* What you need to do
Find the lines with "background" in them and copy them out.

* Rows
.....

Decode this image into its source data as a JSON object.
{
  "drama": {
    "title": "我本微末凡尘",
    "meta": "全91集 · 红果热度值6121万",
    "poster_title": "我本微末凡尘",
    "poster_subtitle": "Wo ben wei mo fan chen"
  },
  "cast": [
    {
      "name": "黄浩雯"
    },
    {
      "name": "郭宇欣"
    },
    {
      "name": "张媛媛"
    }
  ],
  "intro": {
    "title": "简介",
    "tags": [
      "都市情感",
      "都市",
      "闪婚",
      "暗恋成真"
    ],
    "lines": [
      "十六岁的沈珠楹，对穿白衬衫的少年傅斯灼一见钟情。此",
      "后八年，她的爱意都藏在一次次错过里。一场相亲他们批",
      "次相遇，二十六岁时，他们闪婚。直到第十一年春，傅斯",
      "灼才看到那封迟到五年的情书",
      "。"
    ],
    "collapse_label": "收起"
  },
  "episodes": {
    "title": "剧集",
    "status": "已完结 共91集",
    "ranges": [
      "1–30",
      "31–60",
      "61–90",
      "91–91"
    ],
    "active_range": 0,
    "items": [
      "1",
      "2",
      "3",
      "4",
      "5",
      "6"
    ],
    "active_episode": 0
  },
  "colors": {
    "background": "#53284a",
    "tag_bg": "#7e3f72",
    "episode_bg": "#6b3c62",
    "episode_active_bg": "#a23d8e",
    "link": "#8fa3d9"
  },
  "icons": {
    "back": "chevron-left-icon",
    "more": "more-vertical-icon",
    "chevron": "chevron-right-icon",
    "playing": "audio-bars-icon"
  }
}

.....

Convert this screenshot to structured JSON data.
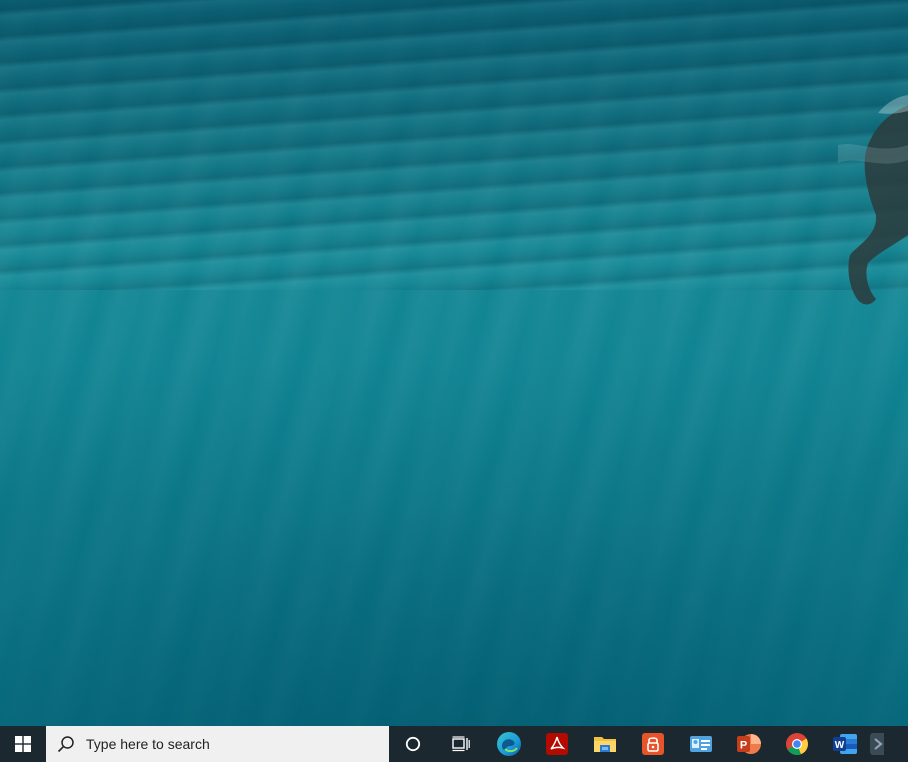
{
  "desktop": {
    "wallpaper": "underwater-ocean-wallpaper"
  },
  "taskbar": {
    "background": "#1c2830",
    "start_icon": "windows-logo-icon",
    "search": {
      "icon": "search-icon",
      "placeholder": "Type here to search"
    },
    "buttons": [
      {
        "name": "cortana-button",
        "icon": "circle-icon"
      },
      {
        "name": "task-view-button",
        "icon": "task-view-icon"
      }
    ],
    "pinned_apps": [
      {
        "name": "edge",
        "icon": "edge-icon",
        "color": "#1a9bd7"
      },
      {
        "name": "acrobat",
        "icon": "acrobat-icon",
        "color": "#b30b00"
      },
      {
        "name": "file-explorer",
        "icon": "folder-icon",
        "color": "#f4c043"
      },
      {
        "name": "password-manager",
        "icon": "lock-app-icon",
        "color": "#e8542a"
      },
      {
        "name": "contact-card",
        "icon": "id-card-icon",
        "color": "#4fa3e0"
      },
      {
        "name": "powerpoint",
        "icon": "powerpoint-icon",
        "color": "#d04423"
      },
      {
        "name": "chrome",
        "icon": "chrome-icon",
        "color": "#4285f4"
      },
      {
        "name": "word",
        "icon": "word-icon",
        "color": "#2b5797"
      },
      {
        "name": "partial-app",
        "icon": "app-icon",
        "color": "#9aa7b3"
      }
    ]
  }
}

.....

* Solution for this task
    "background": "#53284a",
    "background": "#1c2830",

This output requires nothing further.